(Element and coordinate entries)
--------------------------------
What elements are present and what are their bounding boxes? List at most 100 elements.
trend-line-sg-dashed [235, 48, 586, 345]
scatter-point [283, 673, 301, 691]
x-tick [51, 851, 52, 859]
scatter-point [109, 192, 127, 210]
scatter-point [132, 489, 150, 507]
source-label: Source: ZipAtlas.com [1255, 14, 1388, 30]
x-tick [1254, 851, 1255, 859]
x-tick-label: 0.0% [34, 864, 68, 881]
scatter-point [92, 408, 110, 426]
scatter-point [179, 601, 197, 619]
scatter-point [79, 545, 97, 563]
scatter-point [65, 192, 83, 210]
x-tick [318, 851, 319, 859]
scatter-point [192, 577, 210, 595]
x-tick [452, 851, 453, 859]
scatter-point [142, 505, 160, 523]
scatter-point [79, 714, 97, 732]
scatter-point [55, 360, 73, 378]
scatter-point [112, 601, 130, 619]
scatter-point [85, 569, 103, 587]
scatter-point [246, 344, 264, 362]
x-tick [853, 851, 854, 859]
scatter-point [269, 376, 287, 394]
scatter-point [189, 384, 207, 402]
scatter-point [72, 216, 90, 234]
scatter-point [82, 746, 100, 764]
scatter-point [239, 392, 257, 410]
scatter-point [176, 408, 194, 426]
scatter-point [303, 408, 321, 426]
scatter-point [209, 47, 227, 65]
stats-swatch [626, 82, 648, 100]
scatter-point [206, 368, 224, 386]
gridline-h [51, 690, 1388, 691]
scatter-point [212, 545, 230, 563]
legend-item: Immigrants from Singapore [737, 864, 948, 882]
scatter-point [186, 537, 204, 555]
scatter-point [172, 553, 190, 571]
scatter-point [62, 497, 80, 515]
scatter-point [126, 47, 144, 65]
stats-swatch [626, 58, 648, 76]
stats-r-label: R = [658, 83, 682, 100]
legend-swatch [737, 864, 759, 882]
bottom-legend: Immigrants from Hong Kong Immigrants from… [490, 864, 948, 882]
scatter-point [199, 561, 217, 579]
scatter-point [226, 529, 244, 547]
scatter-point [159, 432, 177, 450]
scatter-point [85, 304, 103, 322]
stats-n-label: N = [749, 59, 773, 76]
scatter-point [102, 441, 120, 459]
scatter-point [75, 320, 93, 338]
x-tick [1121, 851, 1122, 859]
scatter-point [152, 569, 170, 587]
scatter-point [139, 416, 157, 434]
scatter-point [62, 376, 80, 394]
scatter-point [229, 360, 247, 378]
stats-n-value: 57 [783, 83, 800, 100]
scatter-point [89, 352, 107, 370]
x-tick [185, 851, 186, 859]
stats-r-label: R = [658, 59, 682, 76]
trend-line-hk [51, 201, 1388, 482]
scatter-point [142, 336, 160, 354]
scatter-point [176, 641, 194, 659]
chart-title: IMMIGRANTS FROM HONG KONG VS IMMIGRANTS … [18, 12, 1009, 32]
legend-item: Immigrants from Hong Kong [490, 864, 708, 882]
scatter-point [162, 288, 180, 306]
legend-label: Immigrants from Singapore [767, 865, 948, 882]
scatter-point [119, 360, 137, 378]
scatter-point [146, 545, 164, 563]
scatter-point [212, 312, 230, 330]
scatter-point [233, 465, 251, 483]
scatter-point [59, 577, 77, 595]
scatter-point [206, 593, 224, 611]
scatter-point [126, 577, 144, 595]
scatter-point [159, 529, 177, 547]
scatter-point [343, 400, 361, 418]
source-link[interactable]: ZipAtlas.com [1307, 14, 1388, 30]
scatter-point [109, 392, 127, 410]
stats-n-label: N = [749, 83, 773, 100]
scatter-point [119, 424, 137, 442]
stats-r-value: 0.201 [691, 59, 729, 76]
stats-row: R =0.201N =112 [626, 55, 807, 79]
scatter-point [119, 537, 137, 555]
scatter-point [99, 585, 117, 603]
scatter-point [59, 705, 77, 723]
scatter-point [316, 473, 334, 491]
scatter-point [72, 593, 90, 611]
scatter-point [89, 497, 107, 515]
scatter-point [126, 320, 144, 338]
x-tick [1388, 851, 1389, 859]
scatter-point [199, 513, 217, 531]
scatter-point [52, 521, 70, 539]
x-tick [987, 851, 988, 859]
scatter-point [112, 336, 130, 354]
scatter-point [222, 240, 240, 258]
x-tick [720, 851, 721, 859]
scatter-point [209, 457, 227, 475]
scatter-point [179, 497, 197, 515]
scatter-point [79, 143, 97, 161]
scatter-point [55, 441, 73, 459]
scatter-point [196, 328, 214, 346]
--------------------------------
*Work to complete:* Copy every entry above, keeping each line and its order unchanged.

*Exercise output:*
What elements are present and what are their bounding boxes? List at most 100 elements.
trend-line-sg-dashed [235, 48, 586, 345]
scatter-point [283, 673, 301, 691]
x-tick [51, 851, 52, 859]
scatter-point [109, 192, 127, 210]
scatter-point [132, 489, 150, 507]
source-label: Source: ZipAtlas.com [1255, 14, 1388, 30]
x-tick [1254, 851, 1255, 859]
x-tick-label: 0.0% [34, 864, 68, 881]
scatter-point [92, 408, 110, 426]
scatter-point [179, 601, 197, 619]
scatter-point [79, 545, 97, 563]
scatter-point [65, 192, 83, 210]
x-tick [318, 851, 319, 859]
scatter-point [192, 577, 210, 595]
x-tick [452, 851, 453, 859]
scatter-point [142, 505, 160, 523]
scatter-point [79, 714, 97, 732]
scatter-point [55, 360, 73, 378]
scatter-point [112, 601, 130, 619]
scatter-point [85, 569, 103, 587]
scatter-point [246, 344, 264, 362]
x-tick [853, 851, 854, 859]
scatter-point [269, 376, 287, 394]
scatter-point [189, 384, 207, 402]
scatter-point [72, 216, 90, 234]
scatter-point [82, 746, 100, 764]
scatter-point [239, 392, 257, 410]
scatter-point [176, 408, 194, 426]
scatter-point [303, 408, 321, 426]
scatter-point [209, 47, 227, 65]
stats-swatch [626, 82, 648, 100]
scatter-point [206, 368, 224, 386]
gridline-h [51, 690, 1388, 691]
scatter-point [212, 545, 230, 563]
legend-item: Immigrants from Singapore [737, 864, 948, 882]
scatter-point [186, 537, 204, 555]
scatter-point [172, 553, 190, 571]
scatter-point [62, 497, 80, 515]
scatter-point [126, 47, 144, 65]
stats-swatch [626, 58, 648, 76]
stats-r-label: R = [658, 83, 682, 100]
legend-swatch [737, 864, 759, 882]
bottom-legend: Immigrants from Hong Kong Immigrants from… [490, 864, 948, 882]
scatter-point [199, 561, 217, 579]
scatter-point [226, 529, 244, 547]
scatter-point [159, 432, 177, 450]
scatter-point [85, 304, 103, 322]
stats-n-label: N = [749, 59, 773, 76]
scatter-point [102, 441, 120, 459]
scatter-point [75, 320, 93, 338]
x-tick [1121, 851, 1122, 859]
scatter-point [152, 569, 170, 587]
scatter-point [139, 416, 157, 434]
scatter-point [62, 376, 80, 394]
scatter-point [229, 360, 247, 378]
stats-n-value: 57 [783, 83, 800, 100]
scatter-point [89, 352, 107, 370]
x-tick [185, 851, 186, 859]
stats-r-label: R = [658, 59, 682, 76]
trend-line-hk [51, 201, 1388, 482]
scatter-point [142, 336, 160, 354]
scatter-point [176, 641, 194, 659]
chart-title: IMMIGRANTS FROM HONG KONG VS IMMIGRANTS … [18, 12, 1009, 32]
legend-item: Immigrants from Hong Kong [490, 864, 708, 882]
scatter-point [162, 288, 180, 306]
legend-label: Immigrants from Singapore [767, 865, 948, 882]
scatter-point [119, 360, 137, 378]
scatter-point [146, 545, 164, 563]
scatter-point [212, 312, 230, 330]
scatter-point [233, 465, 251, 483]
scatter-point [59, 577, 77, 595]
scatter-point [206, 593, 224, 611]
scatter-point [126, 577, 144, 595]
scatter-point [159, 529, 177, 547]
scatter-point [343, 400, 361, 418]
source-link[interactable]: ZipAtlas.com [1307, 14, 1388, 30]
scatter-point [109, 392, 127, 410]
stats-n-label: N = [749, 83, 773, 100]
scatter-point [119, 424, 137, 442]
stats-r-value: 0.201 [691, 59, 729, 76]
stats-row: R =0.201N =112 [626, 55, 807, 79]
scatter-point [119, 537, 137, 555]
scatter-point [99, 585, 117, 603]
scatter-point [59, 705, 77, 723]
scatter-point [316, 473, 334, 491]
scatter-point [72, 593, 90, 611]
scatter-point [89, 497, 107, 515]
scatter-point [126, 320, 144, 338]
x-tick [1388, 851, 1389, 859]
scatter-point [199, 513, 217, 531]
scatter-point [52, 521, 70, 539]
x-tick [987, 851, 988, 859]
scatter-point [112, 336, 130, 354]
scatter-point [222, 240, 240, 258]
x-tick [720, 851, 721, 859]
scatter-point [209, 457, 227, 475]
scatter-point [179, 497, 197, 515]
scatter-point [79, 143, 97, 161]
scatter-point [55, 441, 73, 459]
scatter-point [196, 328, 214, 346]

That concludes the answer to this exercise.